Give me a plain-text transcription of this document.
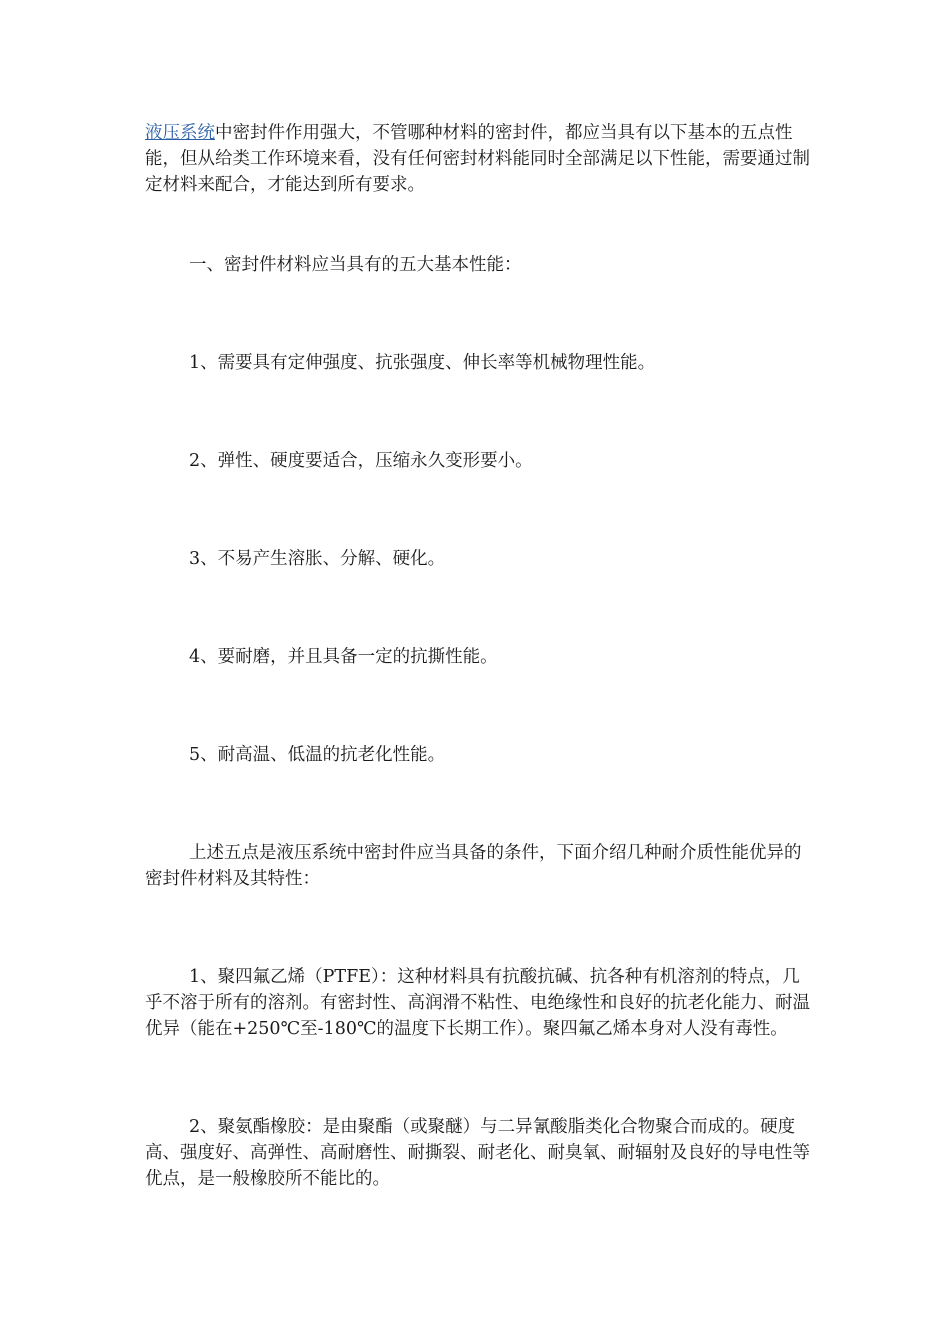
液压系统中密封件作用强大，不管哪种材料的密封件，都应当具有以下基本的五点性能，但从给类工作环境来看，没有任何密封材料能同时全部满足以下性能，需要通过制定材料来配合，才能达到所有要求。

一、密封件材料应当具有的五大基本性能：

1、需要具有定伸强度、抗张强度、伸长率等机械物理性能。

2、弹性、硬度要适合，压缩永久变形要小。

3、不易产生溶胀、分解、硬化。

4、要耐磨，并且具备一定的抗撕性能。

5、耐高温、低温的抗老化性能。

上述五点是液压系统中密封件应当具备的条件，下面介绍几种耐介质性能优异的密封件材料及其特性：

1、聚四氟乙烯（PTFE）：这种材料具有抗酸抗碱、抗各种有机溶剂的特点，几乎不溶于所有的溶剂。有密封性、高润滑不粘性、电绝缘性和良好的抗老化能力、耐温优异（能在+250℃至-180℃的温度下长期工作）。聚四氟乙烯本身对人没有毒性。

2、聚氨酯橡胶：是由聚酯（或聚醚）与二异氰酸脂类化合物聚合而成的。硬度高、强度好、高弹性、高耐磨性、耐撕裂、耐老化、耐臭氧、耐辐射及良好的导电性等优点，是一般橡胶所不能比的。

-------------------------

> [PROBLEM]
Output the entries above exactly, without their pictures.

> [SOLUTION TO THE PROBLEM]
Give me a plain-text transcription of this document.
液压系统中密封件作用强大，不管哪种材料的密封件，都应当具有以下基本的五点性能，但从给类工作环境来看，没有任何密封材料能同时全部满足以下性能，需要通过制定材料来配合，才能达到所有要求。

一、密封件材料应当具有的五大基本性能：

1、需要具有定伸强度、抗张强度、伸长率等机械物理性能。

2、弹性、硬度要适合，压缩永久变形要小。

3、不易产生溶胀、分解、硬化。

4、要耐磨，并且具备一定的抗撕性能。

5、耐高温、低温的抗老化性能。

上述五点是液压系统中密封件应当具备的条件，下面介绍几种耐介质性能优异的密封件材料及其特性：

1、聚四氟乙烯（PTFE）：这种材料具有抗酸抗碱、抗各种有机溶剂的特点，几乎不溶于所有的溶剂。有密封性、高润滑不粘性、电绝缘性和良好的抗老化能力、耐温优异（能在+250℃至-180℃的温度下长期工作）。聚四氟乙烯本身对人没有毒性。

2、聚氨酯橡胶：是由聚酯（或聚醚）与二异氰酸脂类化合物聚合而成的。硬度高、强度好、高弹性、高耐磨性、耐撕裂、耐老化、耐臭氧、耐辐射及良好的导电性等优点，是一般橡胶所不能比的。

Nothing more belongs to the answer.